> **WRITTEN INSTRUCTION**
Can you write out all of the material below, word for word?

> **SUPPLIED MATERIAL**
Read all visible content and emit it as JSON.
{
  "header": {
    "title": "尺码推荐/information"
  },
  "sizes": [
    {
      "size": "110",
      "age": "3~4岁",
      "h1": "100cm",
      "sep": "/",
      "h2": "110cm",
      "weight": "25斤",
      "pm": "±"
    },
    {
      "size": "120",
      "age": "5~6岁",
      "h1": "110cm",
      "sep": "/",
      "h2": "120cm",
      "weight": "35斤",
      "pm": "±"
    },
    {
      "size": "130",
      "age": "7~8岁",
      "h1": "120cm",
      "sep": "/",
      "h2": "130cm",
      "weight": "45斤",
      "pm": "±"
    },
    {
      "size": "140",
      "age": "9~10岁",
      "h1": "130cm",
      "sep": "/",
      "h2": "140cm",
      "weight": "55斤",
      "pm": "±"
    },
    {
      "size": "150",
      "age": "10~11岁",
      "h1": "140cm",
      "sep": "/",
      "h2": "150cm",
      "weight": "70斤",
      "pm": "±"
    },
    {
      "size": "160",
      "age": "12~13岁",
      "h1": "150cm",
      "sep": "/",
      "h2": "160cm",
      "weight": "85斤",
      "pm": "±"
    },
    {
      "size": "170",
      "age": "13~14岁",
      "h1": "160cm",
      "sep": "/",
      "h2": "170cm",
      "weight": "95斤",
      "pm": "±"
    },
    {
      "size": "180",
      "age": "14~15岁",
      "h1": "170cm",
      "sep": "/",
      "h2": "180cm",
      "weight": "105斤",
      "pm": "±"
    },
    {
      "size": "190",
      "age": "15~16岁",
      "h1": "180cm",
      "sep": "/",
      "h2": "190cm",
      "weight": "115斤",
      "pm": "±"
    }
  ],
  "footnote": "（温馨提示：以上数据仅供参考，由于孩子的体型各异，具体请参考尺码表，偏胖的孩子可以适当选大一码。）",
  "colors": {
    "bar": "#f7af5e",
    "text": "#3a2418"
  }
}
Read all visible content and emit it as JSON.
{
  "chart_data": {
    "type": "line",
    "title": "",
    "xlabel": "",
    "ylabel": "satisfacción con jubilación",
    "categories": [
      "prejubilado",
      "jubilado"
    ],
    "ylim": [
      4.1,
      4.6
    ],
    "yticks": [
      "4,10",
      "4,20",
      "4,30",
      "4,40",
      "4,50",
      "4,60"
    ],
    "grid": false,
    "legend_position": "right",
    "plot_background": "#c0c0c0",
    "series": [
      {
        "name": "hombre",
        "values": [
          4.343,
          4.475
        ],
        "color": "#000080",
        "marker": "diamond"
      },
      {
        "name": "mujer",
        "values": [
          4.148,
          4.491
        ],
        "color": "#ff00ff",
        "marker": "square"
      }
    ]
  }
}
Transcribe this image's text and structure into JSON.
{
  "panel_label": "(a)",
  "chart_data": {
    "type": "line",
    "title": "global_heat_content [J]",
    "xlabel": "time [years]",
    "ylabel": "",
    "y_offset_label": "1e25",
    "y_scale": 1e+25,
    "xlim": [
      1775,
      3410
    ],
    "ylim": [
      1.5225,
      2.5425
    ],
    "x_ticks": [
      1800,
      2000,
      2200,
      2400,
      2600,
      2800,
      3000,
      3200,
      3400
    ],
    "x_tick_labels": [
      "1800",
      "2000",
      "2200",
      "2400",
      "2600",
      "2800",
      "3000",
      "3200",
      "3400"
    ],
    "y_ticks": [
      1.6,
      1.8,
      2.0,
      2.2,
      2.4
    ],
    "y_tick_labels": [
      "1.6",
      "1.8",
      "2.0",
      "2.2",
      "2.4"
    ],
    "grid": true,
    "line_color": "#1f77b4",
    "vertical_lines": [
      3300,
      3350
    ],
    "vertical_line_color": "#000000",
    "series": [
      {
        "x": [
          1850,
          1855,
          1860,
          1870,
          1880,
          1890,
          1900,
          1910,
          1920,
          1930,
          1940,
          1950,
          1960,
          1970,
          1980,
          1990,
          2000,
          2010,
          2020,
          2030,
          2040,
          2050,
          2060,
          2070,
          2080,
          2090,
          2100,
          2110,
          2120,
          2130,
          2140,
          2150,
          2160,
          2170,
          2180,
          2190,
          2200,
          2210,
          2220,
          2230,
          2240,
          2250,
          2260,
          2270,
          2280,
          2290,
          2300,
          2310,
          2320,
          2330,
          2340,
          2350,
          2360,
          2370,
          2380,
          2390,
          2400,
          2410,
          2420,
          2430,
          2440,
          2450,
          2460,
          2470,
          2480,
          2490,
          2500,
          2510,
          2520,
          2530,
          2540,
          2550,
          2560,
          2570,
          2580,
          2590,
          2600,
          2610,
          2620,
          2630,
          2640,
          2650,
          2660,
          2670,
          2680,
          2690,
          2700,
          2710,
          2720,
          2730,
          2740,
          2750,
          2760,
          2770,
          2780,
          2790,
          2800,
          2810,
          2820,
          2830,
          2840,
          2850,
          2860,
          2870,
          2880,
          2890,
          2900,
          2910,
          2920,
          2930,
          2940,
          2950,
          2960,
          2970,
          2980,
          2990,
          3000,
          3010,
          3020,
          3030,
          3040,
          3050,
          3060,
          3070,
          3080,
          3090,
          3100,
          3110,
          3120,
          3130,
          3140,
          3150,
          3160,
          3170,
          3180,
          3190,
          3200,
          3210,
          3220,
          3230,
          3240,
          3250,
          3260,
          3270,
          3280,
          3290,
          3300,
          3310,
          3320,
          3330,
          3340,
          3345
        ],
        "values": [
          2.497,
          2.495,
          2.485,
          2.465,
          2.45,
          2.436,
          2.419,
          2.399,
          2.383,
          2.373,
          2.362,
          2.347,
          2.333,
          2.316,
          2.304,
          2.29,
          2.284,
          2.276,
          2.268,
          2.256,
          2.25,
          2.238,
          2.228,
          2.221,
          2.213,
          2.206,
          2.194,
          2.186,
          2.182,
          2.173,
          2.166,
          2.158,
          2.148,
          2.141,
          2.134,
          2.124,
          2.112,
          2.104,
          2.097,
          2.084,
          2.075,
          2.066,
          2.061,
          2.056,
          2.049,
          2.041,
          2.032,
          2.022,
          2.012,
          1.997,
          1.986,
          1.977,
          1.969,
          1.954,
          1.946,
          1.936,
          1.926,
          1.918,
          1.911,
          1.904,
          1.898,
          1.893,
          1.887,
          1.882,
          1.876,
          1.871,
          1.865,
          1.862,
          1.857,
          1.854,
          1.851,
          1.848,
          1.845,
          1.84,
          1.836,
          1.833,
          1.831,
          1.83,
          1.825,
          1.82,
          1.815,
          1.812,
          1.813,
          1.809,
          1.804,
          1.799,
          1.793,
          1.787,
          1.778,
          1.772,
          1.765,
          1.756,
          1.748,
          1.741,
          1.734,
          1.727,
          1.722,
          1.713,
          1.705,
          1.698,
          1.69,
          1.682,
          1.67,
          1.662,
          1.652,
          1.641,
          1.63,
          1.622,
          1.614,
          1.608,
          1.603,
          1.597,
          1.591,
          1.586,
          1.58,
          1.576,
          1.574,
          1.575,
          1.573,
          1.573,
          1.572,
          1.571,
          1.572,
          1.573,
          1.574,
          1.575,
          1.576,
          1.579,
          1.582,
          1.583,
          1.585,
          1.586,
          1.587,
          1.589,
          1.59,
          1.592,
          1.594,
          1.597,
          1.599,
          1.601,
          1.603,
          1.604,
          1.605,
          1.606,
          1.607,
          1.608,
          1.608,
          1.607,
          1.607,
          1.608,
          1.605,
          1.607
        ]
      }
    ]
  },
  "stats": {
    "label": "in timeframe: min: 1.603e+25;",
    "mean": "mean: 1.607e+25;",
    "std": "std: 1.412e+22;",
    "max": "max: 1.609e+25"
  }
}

> **THE COMPLETED TASK**
Read all visible content and emit it as JSON.
{
  "header": {
    "title": "尺码推荐/information"
  },
  "sizes": [
    {
      "size": "110",
      "age": "3~4岁",
      "h1": "100cm",
      "sep": "/",
      "h2": "110cm",
      "weight": "25斤",
      "pm": "±"
    },
    {
      "size": "120",
      "age": "5~6岁",
      "h1": "110cm",
      "sep": "/",
      "h2": "120cm",
      "weight": "35斤",
      "pm": "±"
    },
    {
      "size": "130",
      "age": "7~8岁",
      "h1": "120cm",
      "sep": "/",
      "h2": "130cm",
      "weight": "45斤",
      "pm": "±"
    },
    {
      "size": "140",
      "age": "9~10岁",
      "h1": "130cm",
      "sep": "/",
      "h2": "140cm",
      "weight": "55斤",
      "pm": "±"
    },
    {
      "size": "150",
      "age": "10~11岁",
      "h1": "140cm",
      "sep": "/",
      "h2": "150cm",
      "weight": "70斤",
      "pm": "±"
    },
    {
      "size": "160",
      "age": "12~13岁",
      "h1": "150cm",
      "sep": "/",
      "h2": "160cm",
      "weight": "85斤",
      "pm": "±"
    },
    {
      "size": "170",
      "age": "13~14岁",
      "h1": "160cm",
      "sep": "/",
      "h2": "170cm",
      "weight": "95斤",
      "pm": "±"
    },
    {
      "size": "180",
      "age": "14~15岁",
      "h1": "170cm",
      "sep": "/",
      "h2": "180cm",
      "weight": "105斤",
      "pm": "±"
    },
    {
      "size": "190",
      "age": "15~16岁",
      "h1": "180cm",
      "sep": "/",
      "h2": "190cm",
      "weight": "115斤",
      "pm": "±"
    }
  ],
  "footnote": "（温馨提示：以上数据仅供参考，由于孩子的体型各异，具体请参考尺码表，偏胖的孩子可以适当选大一码。）",
  "colors": {
    "bar": "#f7af5e",
    "text": "#3a2418"
  }
}
Read all visible content and emit it as JSON.
{
  "chart_data": {
    "type": "line",
    "title": "",
    "xlabel": "",
    "ylabel": "satisfacción con jubilación",
    "categories": [
      "prejubilado",
      "jubilado"
    ],
    "ylim": [
      4.1,
      4.6
    ],
    "yticks": [
      "4,10",
      "4,20",
      "4,30",
      "4,40",
      "4,50",
      "4,60"
    ],
    "grid": false,
    "legend_position": "right",
    "plot_background": "#c0c0c0",
    "series": [
      {
        "name": "hombre",
        "values": [
          4.343,
          4.475
        ],
        "color": "#000080",
        "marker": "diamond"
      },
      {
        "name": "mujer",
        "values": [
          4.148,
          4.491
        ],
        "color": "#ff00ff",
        "marker": "square"
      }
    ]
  }
}
Transcribe this image's text and structure into JSON.
{
  "panel_label": "(a)",
  "chart_data": {
    "type": "line",
    "title": "global_heat_content [J]",
    "xlabel": "time [years]",
    "ylabel": "",
    "y_offset_label": "1e25",
    "y_scale": 1e+25,
    "xlim": [
      1775,
      3410
    ],
    "ylim": [
      1.5225,
      2.5425
    ],
    "x_ticks": [
      1800,
      2000,
      2200,
      2400,
      2600,
      2800,
      3000,
      3200,
      3400
    ],
    "x_tick_labels": [
      "1800",
      "2000",
      "2200",
      "2400",
      "2600",
      "2800",
      "3000",
      "3200",
      "3400"
    ],
    "y_ticks": [
      1.6,
      1.8,
      2.0,
      2.2,
      2.4
    ],
    "y_tick_labels": [
      "1.6",
      "1.8",
      "2.0",
      "2.2",
      "2.4"
    ],
    "grid": true,
    "line_color": "#1f77b4",
    "vertical_lines": [
      3300,
      3350
    ],
    "vertical_line_color": "#000000",
    "series": [
      {
        "x": [
          1850,
          1855,
          1860,
          1870,
          1880,
          1890,
          1900,
          1910,
          1920,
          1930,
          1940,
          1950,
          1960,
          1970,
          1980,
          1990,
          2000,
          2010,
          2020,
          2030,
          2040,
          2050,
          2060,
          2070,
          2080,
          2090,
          2100,
          2110,
          2120,
          2130,
          2140,
          2150,
          2160,
          2170,
          2180,
          2190,
          2200,
          2210,
          2220,
          2230,
          2240,
          2250,
          2260,
          2270,
          2280,
          2290,
          2300,
          2310,
          2320,
          2330,
          2340,
          2350,
          2360,
          2370,
          2380,
          2390,
          2400,
          2410,
          2420,
          2430,
          2440,
          2450,
          2460,
          2470,
          2480,
          2490,
          2500,
          2510,
          2520,
          2530,
          2540,
          2550,
          2560,
          2570,
          2580,
          2590,
          2600,
          2610,
          2620,
          2630,
          2640,
          2650,
          2660,
          2670,
          2680,
          2690,
          2700,
          2710,
          2720,
          2730,
          2740,
          2750,
          2760,
          2770,
          2780,
          2790,
          2800,
          2810,
          2820,
          2830,
          2840,
          2850,
          2860,
          2870,
          2880,
          2890,
          2900,
          2910,
          2920,
          2930,
          2940,
          2950,
          2960,
          2970,
          2980,
          2990,
          3000,
          3010,
          3020,
          3030,
          3040,
          3050,
          3060,
          3070,
          3080,
          3090,
          3100,
          3110,
          3120,
          3130,
          3140,
          3150,
          3160,
          3170,
          3180,
          3190,
          3200,
          3210,
          3220,
          3230,
          3240,
          3250,
          3260,
          3270,
          3280,
          3290,
          3300,
          3310,
          3320,
          3330,
          3340,
          3345
        ],
        "values": [
          2.497,
          2.495,
          2.485,
          2.465,
          2.45,
          2.436,
          2.419,
          2.399,
          2.383,
          2.373,
          2.362,
          2.347,
          2.333,
          2.316,
          2.304,
          2.29,
          2.284,
          2.276,
          2.268,
          2.256,
          2.25,
          2.238,
          2.228,
          2.221,
          2.213,
          2.206,
          2.194,
          2.186,
          2.182,
          2.173,
          2.166,
          2.158,
          2.148,
          2.141,
          2.134,
          2.124,
          2.112,
          2.104,
          2.097,
          2.084,
          2.075,
          2.066,
          2.061,
          2.056,
          2.049,
          2.041,
          2.032,
          2.022,
          2.012,
          1.997,
          1.986,
          1.977,
          1.969,
          1.954,
          1.946,
          1.936,
          1.926,
          1.918,
          1.911,
          1.904,
          1.898,
          1.893,
          1.887,
          1.882,
          1.876,
          1.871,
          1.865,
          1.862,
          1.857,
          1.854,
          1.851,
          1.848,
          1.845,
          1.84,
          1.836,
          1.833,
          1.831,
          1.83,
          1.825,
          1.82,
          1.815,
          1.812,
          1.813,
          1.809,
          1.804,
          1.799,
          1.793,
          1.787,
          1.778,
          1.772,
          1.765,
          1.756,
          1.748,
          1.741,
          1.734,
          1.727,
          1.722,
          1.713,
          1.705,
          1.698,
          1.69,
          1.682,
          1.67,
          1.662,
          1.652,
          1.641,
          1.63,
          1.622,
          1.614,
          1.608,
          1.603,
          1.597,
          1.591,
          1.586,
          1.58,
          1.576,
          1.574,
          1.575,
          1.573,
          1.573,
          1.572,
          1.571,
          1.572,
          1.573,
          1.574,
          1.575,
          1.576,
          1.579,
          1.582,
          1.583,
          1.585,
          1.586,
          1.587,
          1.589,
          1.59,
          1.592,
          1.594,
          1.597,
          1.599,
          1.601,
          1.603,
          1.604,
          1.605,
          1.606,
          1.607,
          1.608,
          1.608,
          1.607,
          1.607,
          1.608,
          1.605,
          1.607
        ]
      }
    ]
  },
  "stats": {
    "label": "in timeframe: min: 1.603e+25;",
    "mean": "mean: 1.607e+25;",
    "std": "std: 1.412e+22;",
    "max": "max: 1.609e+25"
  }
}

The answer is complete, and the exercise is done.